Requirements: Locate and copy each line in the data that contains the word "الأول".
# Exercise input start
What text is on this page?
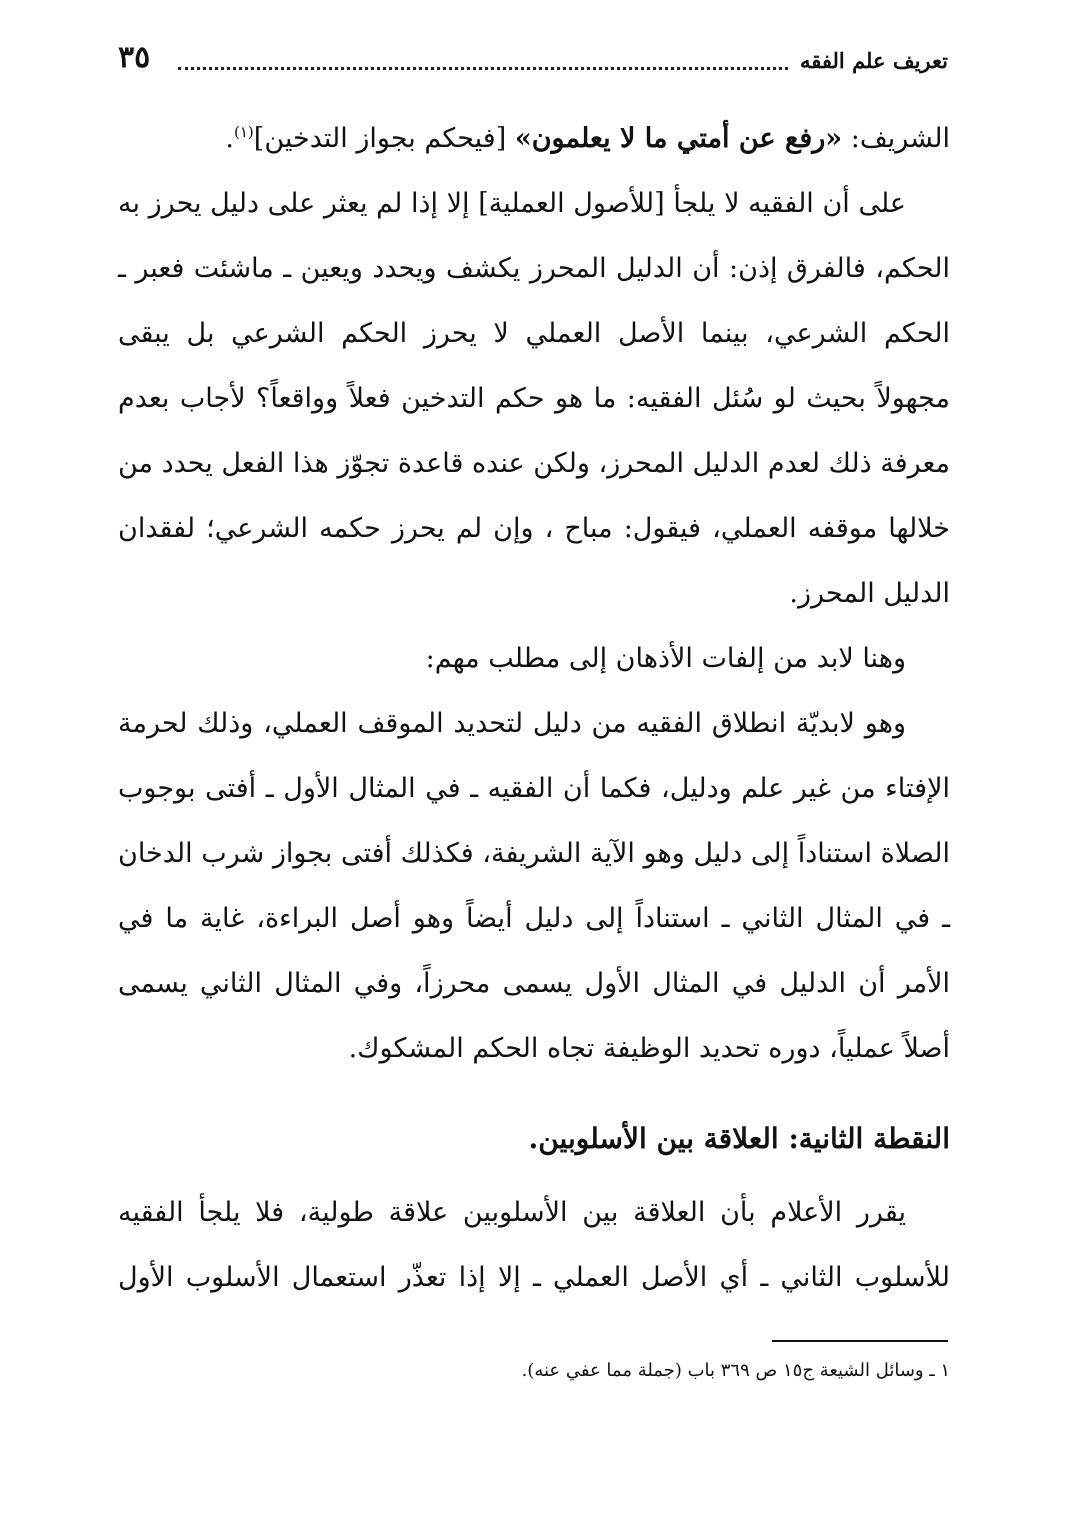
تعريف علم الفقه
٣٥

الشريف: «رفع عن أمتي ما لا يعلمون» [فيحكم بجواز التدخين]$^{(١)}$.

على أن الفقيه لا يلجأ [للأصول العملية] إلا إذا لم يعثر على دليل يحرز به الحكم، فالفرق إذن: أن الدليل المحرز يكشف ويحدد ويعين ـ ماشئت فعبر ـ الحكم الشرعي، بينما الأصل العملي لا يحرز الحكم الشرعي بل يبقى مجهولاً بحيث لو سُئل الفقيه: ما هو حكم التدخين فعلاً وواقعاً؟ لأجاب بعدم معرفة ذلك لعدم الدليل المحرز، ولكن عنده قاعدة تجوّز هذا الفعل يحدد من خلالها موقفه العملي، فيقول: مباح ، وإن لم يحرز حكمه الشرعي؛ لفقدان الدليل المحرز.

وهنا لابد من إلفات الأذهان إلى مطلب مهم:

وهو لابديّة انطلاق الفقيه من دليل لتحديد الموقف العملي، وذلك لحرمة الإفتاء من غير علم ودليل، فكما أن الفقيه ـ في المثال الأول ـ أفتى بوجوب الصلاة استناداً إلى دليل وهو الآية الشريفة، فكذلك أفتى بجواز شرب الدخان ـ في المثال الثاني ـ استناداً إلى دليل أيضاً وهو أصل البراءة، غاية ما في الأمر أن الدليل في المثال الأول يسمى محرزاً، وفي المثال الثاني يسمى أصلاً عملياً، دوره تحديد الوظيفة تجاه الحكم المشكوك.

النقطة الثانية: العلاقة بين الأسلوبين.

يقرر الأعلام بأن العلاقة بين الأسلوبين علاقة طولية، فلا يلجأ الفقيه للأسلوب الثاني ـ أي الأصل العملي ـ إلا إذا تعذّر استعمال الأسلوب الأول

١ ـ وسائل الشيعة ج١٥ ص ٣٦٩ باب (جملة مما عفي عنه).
# Exercise input end
# Exercise input start
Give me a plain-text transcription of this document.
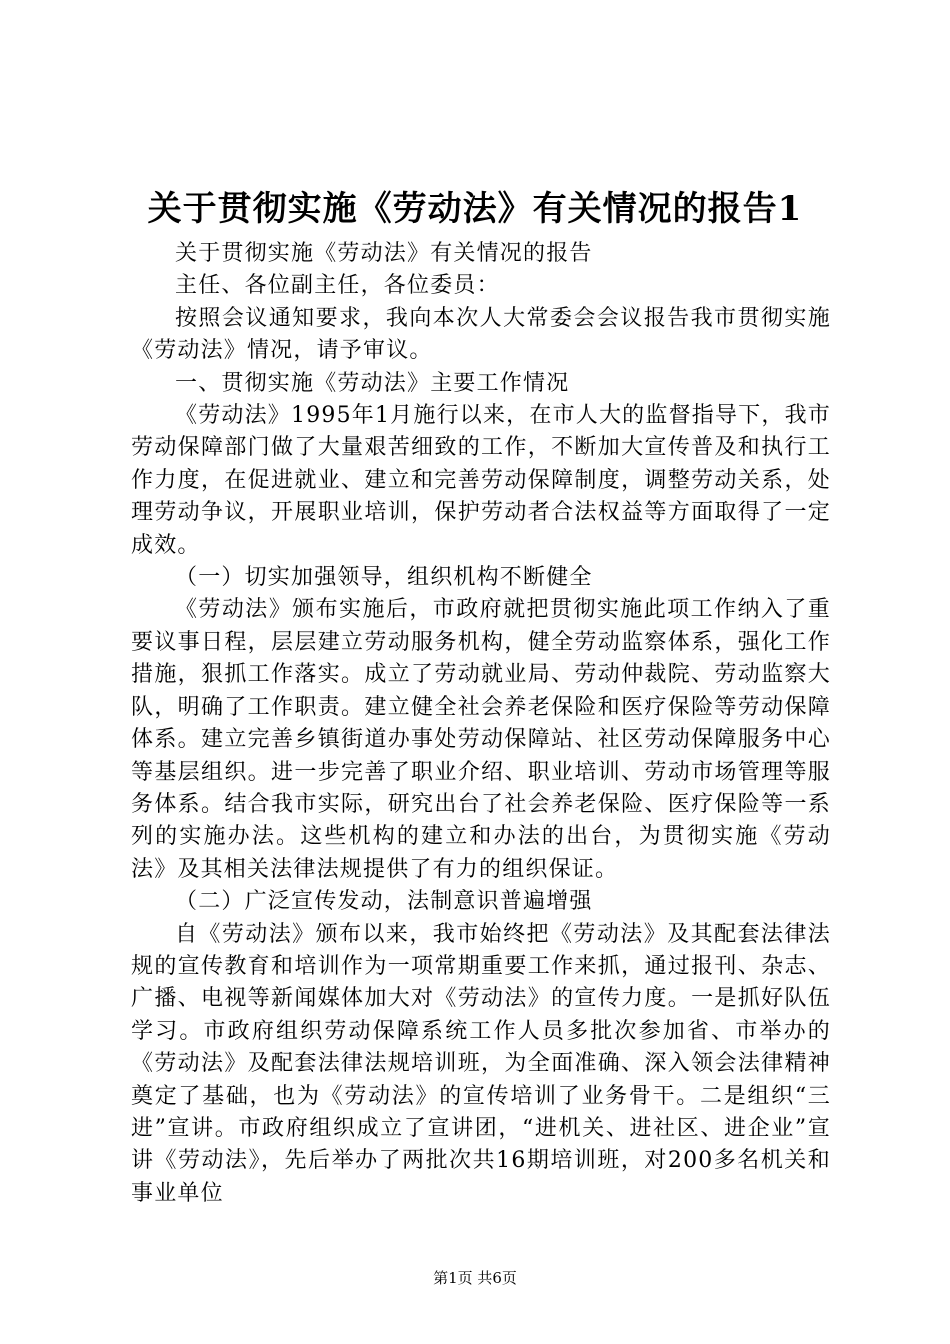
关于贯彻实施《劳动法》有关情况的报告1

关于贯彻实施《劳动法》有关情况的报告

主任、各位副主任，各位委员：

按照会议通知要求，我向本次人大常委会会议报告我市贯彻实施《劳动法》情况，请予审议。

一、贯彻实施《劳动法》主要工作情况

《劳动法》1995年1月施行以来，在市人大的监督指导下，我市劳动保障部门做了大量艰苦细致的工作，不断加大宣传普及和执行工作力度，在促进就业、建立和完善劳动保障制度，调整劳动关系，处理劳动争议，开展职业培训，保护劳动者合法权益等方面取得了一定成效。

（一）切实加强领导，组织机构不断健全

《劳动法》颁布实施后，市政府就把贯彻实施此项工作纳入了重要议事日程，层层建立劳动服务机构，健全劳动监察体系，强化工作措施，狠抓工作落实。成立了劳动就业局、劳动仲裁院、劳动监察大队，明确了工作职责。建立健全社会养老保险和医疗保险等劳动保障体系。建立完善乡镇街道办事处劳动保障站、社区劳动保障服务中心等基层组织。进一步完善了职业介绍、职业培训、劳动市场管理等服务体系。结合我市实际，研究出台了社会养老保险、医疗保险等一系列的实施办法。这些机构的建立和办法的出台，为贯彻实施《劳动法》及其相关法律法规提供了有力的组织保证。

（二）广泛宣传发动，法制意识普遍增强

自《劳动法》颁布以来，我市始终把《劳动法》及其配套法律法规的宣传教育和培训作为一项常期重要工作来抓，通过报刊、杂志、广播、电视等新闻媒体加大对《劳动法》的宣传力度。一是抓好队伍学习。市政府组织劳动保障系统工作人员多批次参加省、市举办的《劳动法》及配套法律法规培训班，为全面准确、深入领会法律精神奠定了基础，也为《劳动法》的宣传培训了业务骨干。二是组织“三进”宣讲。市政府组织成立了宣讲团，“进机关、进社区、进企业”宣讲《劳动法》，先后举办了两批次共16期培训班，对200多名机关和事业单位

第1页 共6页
# Exercise input end
Response:
وهو لابديّة انطلاق الفقيه من دليل لتحديد الموقف العملي، وذلك لحرمة الإفتاء من غير علم ودليل، فكما أن الفقيه ـ في المثال الأول ـ أفتى بوجوب الصلاة استناداً إلى دليل وهو الآية الشريفة، فكذلك أفتى بجواز شرب الدخان ـ في المثال الثاني ـ استناداً إلى دليل أيضاً وهو أصل البراءة، غاية ما في الأمر أن الدليل في المثال الأول يسمى محرزاً، وفي المثال الثاني يسمى أصلاً عملياً، دوره تحديد الوظيفة تجاه الحكم المشكوك.
يقرر الأعلام بأن العلاقة بين الأسلوبين علاقة طولية، فلا يلجأ الفقيه للأسلوب الثاني ـ أي الأصل العملي ـ إلا إذا تعذّر استعمال الأسلوب الأول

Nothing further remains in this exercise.